··· Rows
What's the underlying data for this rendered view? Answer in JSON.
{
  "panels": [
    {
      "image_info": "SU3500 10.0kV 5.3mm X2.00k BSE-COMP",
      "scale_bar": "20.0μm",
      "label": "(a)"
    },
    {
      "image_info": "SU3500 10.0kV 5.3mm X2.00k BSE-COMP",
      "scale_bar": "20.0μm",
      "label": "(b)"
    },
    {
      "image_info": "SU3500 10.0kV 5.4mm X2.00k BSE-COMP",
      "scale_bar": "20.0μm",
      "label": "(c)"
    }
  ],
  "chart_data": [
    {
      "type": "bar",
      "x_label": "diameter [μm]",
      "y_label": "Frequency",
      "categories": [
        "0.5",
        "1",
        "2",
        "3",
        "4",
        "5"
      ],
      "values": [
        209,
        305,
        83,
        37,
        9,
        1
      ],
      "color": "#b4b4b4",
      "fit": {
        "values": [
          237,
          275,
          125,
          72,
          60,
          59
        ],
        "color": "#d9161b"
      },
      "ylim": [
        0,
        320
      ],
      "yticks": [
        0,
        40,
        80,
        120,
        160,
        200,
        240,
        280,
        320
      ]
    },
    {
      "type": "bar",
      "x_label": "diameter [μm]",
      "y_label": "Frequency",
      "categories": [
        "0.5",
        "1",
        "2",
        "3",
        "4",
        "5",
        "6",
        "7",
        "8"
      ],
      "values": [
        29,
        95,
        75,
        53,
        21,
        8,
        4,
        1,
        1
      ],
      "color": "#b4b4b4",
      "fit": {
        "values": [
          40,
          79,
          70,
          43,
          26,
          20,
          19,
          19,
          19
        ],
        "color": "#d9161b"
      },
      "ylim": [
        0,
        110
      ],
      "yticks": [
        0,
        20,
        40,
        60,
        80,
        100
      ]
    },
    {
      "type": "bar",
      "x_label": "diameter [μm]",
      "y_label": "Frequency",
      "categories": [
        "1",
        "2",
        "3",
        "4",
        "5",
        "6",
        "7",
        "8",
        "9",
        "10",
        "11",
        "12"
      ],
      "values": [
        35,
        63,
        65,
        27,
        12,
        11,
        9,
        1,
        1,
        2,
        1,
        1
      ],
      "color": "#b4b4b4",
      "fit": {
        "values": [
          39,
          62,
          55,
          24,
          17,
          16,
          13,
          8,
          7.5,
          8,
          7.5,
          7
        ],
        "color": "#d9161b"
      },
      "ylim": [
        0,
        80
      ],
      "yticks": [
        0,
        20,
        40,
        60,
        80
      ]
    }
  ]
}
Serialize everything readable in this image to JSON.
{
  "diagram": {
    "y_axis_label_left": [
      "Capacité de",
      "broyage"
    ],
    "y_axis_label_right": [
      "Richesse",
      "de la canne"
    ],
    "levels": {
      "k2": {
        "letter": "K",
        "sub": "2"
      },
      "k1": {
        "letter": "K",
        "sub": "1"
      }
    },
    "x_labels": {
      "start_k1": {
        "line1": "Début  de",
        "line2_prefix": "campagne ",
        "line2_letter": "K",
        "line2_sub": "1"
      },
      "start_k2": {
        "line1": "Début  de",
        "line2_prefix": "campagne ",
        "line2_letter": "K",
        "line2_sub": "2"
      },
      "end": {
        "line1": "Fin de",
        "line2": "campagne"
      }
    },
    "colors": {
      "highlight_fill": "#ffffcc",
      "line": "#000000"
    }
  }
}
······
=== Given problem ===
Extract all of the data shown above and repeat it verbatim.

=== Answer to the task ===
What's the underlying data for this rendered view? Answer in JSON.
{
  "panels": [
    {
      "image_info": "SU3500 10.0kV 5.3mm X2.00k BSE-COMP",
      "scale_bar": "20.0μm",
      "label": "(a)"
    },
    {
      "image_info": "SU3500 10.0kV 5.3mm X2.00k BSE-COMP",
      "scale_bar": "20.0μm",
      "label": "(b)"
    },
    {
      "image_info": "SU3500 10.0kV 5.4mm X2.00k BSE-COMP",
      "scale_bar": "20.0μm",
      "label": "(c)"
    }
  ],
  "chart_data": [
    {
      "type": "bar",
      "x_label": "diameter [μm]",
      "y_label": "Frequency",
      "categories": [
        "0.5",
        "1",
        "2",
        "3",
        "4",
        "5"
      ],
      "values": [
        209,
        305,
        83,
        37,
        9,
        1
      ],
      "color": "#b4b4b4",
      "fit": {
        "values": [
          237,
          275,
          125,
          72,
          60,
          59
        ],
        "color": "#d9161b"
      },
      "ylim": [
        0,
        320
      ],
      "yticks": [
        0,
        40,
        80,
        120,
        160,
        200,
        240,
        280,
        320
      ]
    },
    {
      "type": "bar",
      "x_label": "diameter [μm]",
      "y_label": "Frequency",
      "categories": [
        "0.5",
        "1",
        "2",
        "3",
        "4",
        "5",
        "6",
        "7",
        "8"
      ],
      "values": [
        29,
        95,
        75,
        53,
        21,
        8,
        4,
        1,
        1
      ],
      "color": "#b4b4b4",
      "fit": {
        "values": [
          40,
          79,
          70,
          43,
          26,
          20,
          19,
          19,
          19
        ],
        "color": "#d9161b"
      },
      "ylim": [
        0,
        110
      ],
      "yticks": [
        0,
        20,
        40,
        60,
        80,
        100
      ]
    },
    {
      "type": "bar",
      "x_label": "diameter [μm]",
      "y_label": "Frequency",
      "categories": [
        "1",
        "2",
        "3",
        "4",
        "5",
        "6",
        "7",
        "8",
        "9",
        "10",
        "11",
        "12"
      ],
      "values": [
        35,
        63,
        65,
        27,
        12,
        11,
        9,
        1,
        1,
        2,
        1,
        1
      ],
      "color": "#b4b4b4",
      "fit": {
        "values": [
          39,
          62,
          55,
          24,
          17,
          16,
          13,
          8,
          7.5,
          8,
          7.5,
          7
        ],
        "color": "#d9161b"
      },
      "ylim": [
        0,
        80
      ],
      "yticks": [
        0,
        20,
        40,
        60,
        80
      ]
    }
  ]
}
Serialize everything readable in this image to JSON.
{
  "diagram": {
    "y_axis_label_left": [
      "Capacité de",
      "broyage"
    ],
    "y_axis_label_right": [
      "Richesse",
      "de la canne"
    ],
    "levels": {
      "k2": {
        "letter": "K",
        "sub": "2"
      },
      "k1": {
        "letter": "K",
        "sub": "1"
      }
    },
    "x_labels": {
      "start_k1": {
        "line1": "Début  de",
        "line2_prefix": "campagne ",
        "line2_letter": "K",
        "line2_sub": "1"
      },
      "start_k2": {
        "line1": "Début  de",
        "line2_prefix": "campagne ",
        "line2_letter": "K",
        "line2_sub": "2"
      },
      "end": {
        "line1": "Fin de",
        "line2": "campagne"
      }
    },
    "colors": {
      "highlight_fill": "#ffffcc",
      "line": "#000000"
    }
  }
}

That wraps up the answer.